__What to work on__. Repeat every line of the material, character for character.

__Dataset content__.
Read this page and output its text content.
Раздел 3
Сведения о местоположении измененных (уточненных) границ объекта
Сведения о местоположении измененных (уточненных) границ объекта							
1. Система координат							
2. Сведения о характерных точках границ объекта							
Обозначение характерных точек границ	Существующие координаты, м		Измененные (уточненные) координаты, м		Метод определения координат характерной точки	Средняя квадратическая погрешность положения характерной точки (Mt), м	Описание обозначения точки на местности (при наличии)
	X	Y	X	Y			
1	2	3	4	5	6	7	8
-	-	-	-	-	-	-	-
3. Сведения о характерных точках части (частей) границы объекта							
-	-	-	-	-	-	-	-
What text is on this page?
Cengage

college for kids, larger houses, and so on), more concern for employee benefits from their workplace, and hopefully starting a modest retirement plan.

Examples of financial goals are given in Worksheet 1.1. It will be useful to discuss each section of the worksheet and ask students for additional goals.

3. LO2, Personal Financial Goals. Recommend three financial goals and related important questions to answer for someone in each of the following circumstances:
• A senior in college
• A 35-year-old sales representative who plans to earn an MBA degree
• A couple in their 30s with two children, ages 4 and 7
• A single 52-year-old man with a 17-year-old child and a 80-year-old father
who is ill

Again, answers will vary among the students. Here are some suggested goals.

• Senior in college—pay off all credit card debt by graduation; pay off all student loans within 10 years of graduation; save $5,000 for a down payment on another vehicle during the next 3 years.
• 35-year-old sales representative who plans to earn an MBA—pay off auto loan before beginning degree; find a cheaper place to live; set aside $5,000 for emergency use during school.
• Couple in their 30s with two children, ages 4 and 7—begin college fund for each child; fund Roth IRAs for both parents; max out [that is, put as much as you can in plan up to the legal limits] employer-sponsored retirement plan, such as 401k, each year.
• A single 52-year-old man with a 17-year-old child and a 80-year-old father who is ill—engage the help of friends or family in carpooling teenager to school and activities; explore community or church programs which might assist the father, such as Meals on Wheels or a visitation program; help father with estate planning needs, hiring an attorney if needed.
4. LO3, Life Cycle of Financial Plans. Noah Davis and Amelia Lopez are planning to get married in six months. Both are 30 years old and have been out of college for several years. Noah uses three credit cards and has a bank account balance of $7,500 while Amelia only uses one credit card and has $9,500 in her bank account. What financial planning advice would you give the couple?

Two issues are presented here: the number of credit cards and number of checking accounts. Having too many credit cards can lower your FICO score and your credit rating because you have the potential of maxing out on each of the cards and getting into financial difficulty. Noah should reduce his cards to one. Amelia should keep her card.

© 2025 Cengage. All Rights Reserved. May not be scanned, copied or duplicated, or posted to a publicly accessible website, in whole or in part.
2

__Complete answer__.
Read this page and output its text content.
Раздел 3
Сведения о местоположении измененных (уточненных) границ объекта
Сведения о местоположении измененных (уточненных) границ объекта							
1. Система координат							
2. Сведения о характерных точках границ объекта							
Обозначение характерных точек границ	Существующие координаты, м		Измененные (уточненные) координаты, м		Метод определения координат характерной точки	Средняя квадратическая погрешность положения характерной точки (Mt), м	Описание обозначения точки на местности (при наличии)
	X	Y	X	Y			
1	2	3	4	5	6	7	8
-	-	-	-	-	-	-	-
3. Сведения о характерных точках части (частей) границы объекта							
-	-	-	-	-	-	-	-
What text is on this page?
Cengage

college for kids, larger houses, and so on), more concern for employee benefits from their workplace, and hopefully starting a modest retirement plan.

Examples of financial goals are given in Worksheet 1.1. It will be useful to discuss each section of the worksheet and ask students for additional goals.

3. LO2, Personal Financial Goals. Recommend three financial goals and related important questions to answer for someone in each of the following circumstances:
• A senior in college
• A 35-year-old sales representative who plans to earn an MBA degree
• A couple in their 30s with two children, ages 4 and 7
• A single 52-year-old man with a 17-year-old child and a 80-year-old father
who is ill

Again, answers will vary among the students. Here are some suggested goals.

• Senior in college—pay off all credit card debt by graduation; pay off all student loans within 10 years of graduation; save $5,000 for a down payment on another vehicle during the next 3 years.
• 35-year-old sales representative who plans to earn an MBA—pay off auto loan before beginning degree; find a cheaper place to live; set aside $5,000 for emergency use during school.
• Couple in their 30s with two children, ages 4 and 7—begin college fund for each child; fund Roth IRAs for both parents; max out [that is, put as much as you can in plan up to the legal limits] employer-sponsored retirement plan, such as 401k, each year.
• A single 52-year-old man with a 17-year-old child and a 80-year-old father who is ill—engage the help of friends or family in carpooling teenager to school and activities; explore community or church programs which might assist the father, such as Meals on Wheels or a visitation program; help father with estate planning needs, hiring an attorney if needed.
4. LO3, Life Cycle of Financial Plans. Noah Davis and Amelia Lopez are planning to get married in six months. Both are 30 years old and have been out of college for several years. Noah uses three credit cards and has a bank account balance of $7,500 while Amelia only uses one credit card and has $9,500 in her bank account. What financial planning advice would you give the couple?

Two issues are presented here: the number of credit cards and number of checking accounts. Having too many credit cards can lower your FICO score and your credit rating because you have the potential of maxing out on each of the cards and getting into financial difficulty. Noah should reduce his cards to one. Amelia should keep her card.

© 2025 Cengage. All Rights Reserved. May not be scanned, copied or duplicated, or posted to a publicly accessible website, in whole or in part.
2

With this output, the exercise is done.